Data entries
***

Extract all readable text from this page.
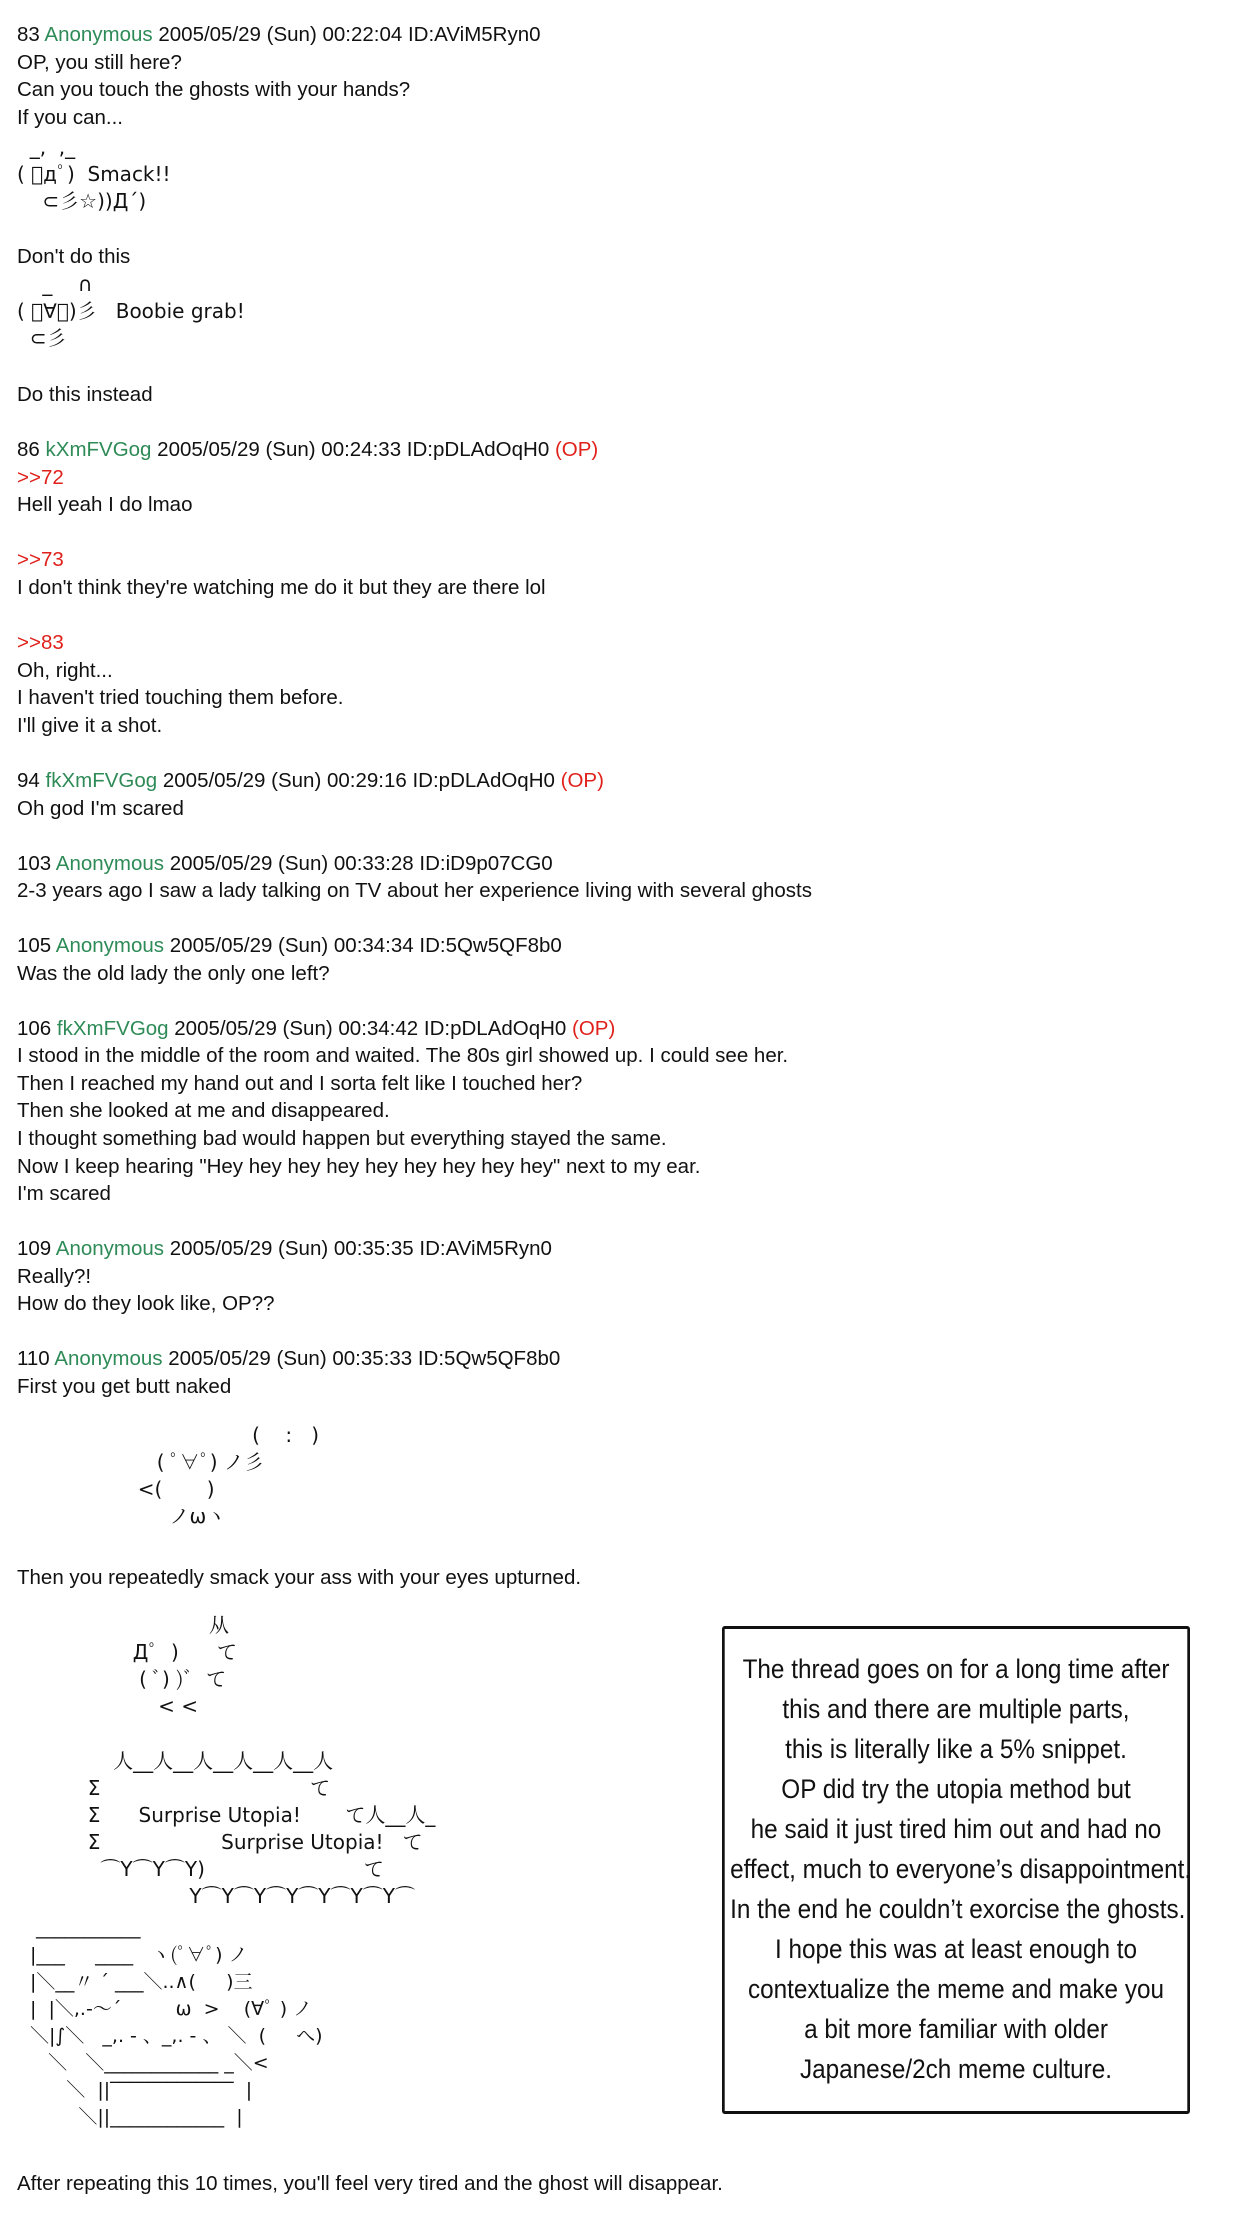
83 Anonymous 2005/05/29 (Sun) 00:22:04 ID:AViM5Ryn0
OP, you still here?
Can you touch the ghosts with your hands?
If you can...
_,  ,_
( ﾟдﾟ)  Smack!!
⊂彡☆))Д´)
Don't do this
_    ∩
( ﾟ∀ﾟ)彡   Boobie grab!
⊂彡
Do this instead
86 kXmFVGog 2005/05/29 (Sun) 00:24:33 ID:pDLAdOqH0 (OP)
>>72
Hell yeah I do lmao
>>73
I don't think they're watching me do it but they are there lol
>>83
Oh, right...
I haven't tried touching them before.
I'll give it a shot.
94 fkXmFVGog 2005/05/29 (Sun) 00:29:16 ID:pDLAdOqH0 (OP)
Oh god I'm scared
103 Anonymous 2005/05/29 (Sun) 00:33:28 ID:iD9p07CG0
2-3 years ago I saw a lady talking on TV about her experience living with several ghosts
105 Anonymous 2005/05/29 (Sun) 00:34:34 ID:5Qw5QF8b0
Was the old lady the only one left?
106 fkXmFVGog 2005/05/29 (Sun) 00:34:42 ID:pDLAdOqH0 (OP)
I stood in the middle of the room and waited. The 80s girl showed up. I could see her.
Then I reached my hand out and I sorta felt like I touched her?
Then she looked at me and disappeared.
I thought something bad would happen but everything stayed the same.
Now I keep hearing "Hey hey hey hey hey hey hey hey hey" next to my ear.
I'm scared
109 Anonymous 2005/05/29 (Sun) 00:35:35 ID:AViM5Ryn0
Really?!
How do they look like, OP??
110 Anonymous 2005/05/29 (Sun) 00:35:33 ID:5Qw5QF8b0
First you get butt naked
(    :   )
( ﾟ∀ﾟ) ノ彡
<(       )
ノωヽ
Then you repeatedly smack your ass with your eyes upturned.
从
Дﾟ  )      て
( ﾞ) )ﾞ  て
< <
人__人__人__人__人__人
Σ                                 て
Σ      Surprise Utopia!       て人__人_
Σ                   Surprise Utopia!   て
⌒Y⌒Y⌒Y)                         て
Y⌒Y⌒Y⌒Y⌒Y⌒Y⌒Y⌒
___________
|___     ____   ヽ(ﾟ∀ﾟ) ノ
|＼__〃 ´ ___＼..∧(     )三
|  |＼,.-～´         ω  >    (∀ﾟ ) ノ
＼|∫＼   _,. - 、_,. - 、 ＼  (     へ)
＼   ＼____________ _＼<
＼  ||‾‾‾‾‾‾‾‾‾‾‾‾‾  |
＼||____________  |
After repeating this 10 times, you'll feel very tired and the ghost will disappear.
The thread goes on for a long time after
this and there are multiple parts,
this is literally like a 5% snippet.
OP did try the utopia method but
he said it just tired him out and had no
effect, much to everyone’s disappointment.
In the end he couldn’t exorcise the ghosts.
I hope this was at least enough to
contextualize the meme and make you
a bit more familiar with older
Japanese/2ch meme culture.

***

_Task description_
All of the data above should be transcribed verbatim, with pictures omitted.

_Exercise output_
Extract all readable text from this page.
83 Anonymous 2005/05/29 (Sun) 00:22:04 ID:AViM5Ryn0
OP, you still here?
Can you touch the ghosts with your hands?
If you can...
_,  ,_
( ﾟдﾟ)  Smack!!
⊂彡☆))Д´)
Don't do this
_    ∩
( ﾟ∀ﾟ)彡   Boobie grab!
⊂彡
Do this instead
86 kXmFVGog 2005/05/29 (Sun) 00:24:33 ID:pDLAdOqH0 (OP)
>>72
Hell yeah I do lmao
>>73
I don't think they're watching me do it but they are there lol
>>83
Oh, right...
I haven't tried touching them before.
I'll give it a shot.
94 fkXmFVGog 2005/05/29 (Sun) 00:29:16 ID:pDLAdOqH0 (OP)
Oh god I'm scared
103 Anonymous 2005/05/29 (Sun) 00:33:28 ID:iD9p07CG0
2-3 years ago I saw a lady talking on TV about her experience living with several ghosts
105 Anonymous 2005/05/29 (Sun) 00:34:34 ID:5Qw5QF8b0
Was the old lady the only one left?
106 fkXmFVGog 2005/05/29 (Sun) 00:34:42 ID:pDLAdOqH0 (OP)
I stood in the middle of the room and waited. The 80s girl showed up. I could see her.
Then I reached my hand out and I sorta felt like I touched her?
Then she looked at me and disappeared.
I thought something bad would happen but everything stayed the same.
Now I keep hearing "Hey hey hey hey hey hey hey hey hey" next to my ear.
I'm scared
109 Anonymous 2005/05/29 (Sun) 00:35:35 ID:AViM5Ryn0
Really?!
How do they look like, OP??
110 Anonymous 2005/05/29 (Sun) 00:35:33 ID:5Qw5QF8b0
First you get butt naked
(    :   )
( ﾟ∀ﾟ) ノ彡
<(       )
ノωヽ
Then you repeatedly smack your ass with your eyes upturned.
从
Дﾟ  )      て
( ﾞ) )ﾞ  て
< <
人__人__人__人__人__人
Σ                                 て
Σ      Surprise Utopia!       て人__人_
Σ                   Surprise Utopia!   て
⌒Y⌒Y⌒Y)                         て
Y⌒Y⌒Y⌒Y⌒Y⌒Y⌒Y⌒
___________
|___     ____   ヽ(ﾟ∀ﾟ) ノ
|＼__〃 ´ ___＼..∧(     )三
|  |＼,.-～´         ω  >    (∀ﾟ ) ノ
＼|∫＼   _,. - 、_,. - 、 ＼  (     へ)
＼   ＼____________ _＼<
＼  ||‾‾‾‾‾‾‾‾‾‾‾‾‾  |
＼||____________  |
After repeating this 10 times, you'll feel very tired and the ghost will disappear.
The thread goes on for a long time after
this and there are multiple parts,
this is literally like a 5% snippet.
OP did try the utopia method but
he said it just tired him out and had no
effect, much to everyone’s disappointment.
In the end he couldn’t exorcise the ghosts.
I hope this was at least enough to
contextualize the meme and make you
a bit more familiar with older
Japanese/2ch meme culture.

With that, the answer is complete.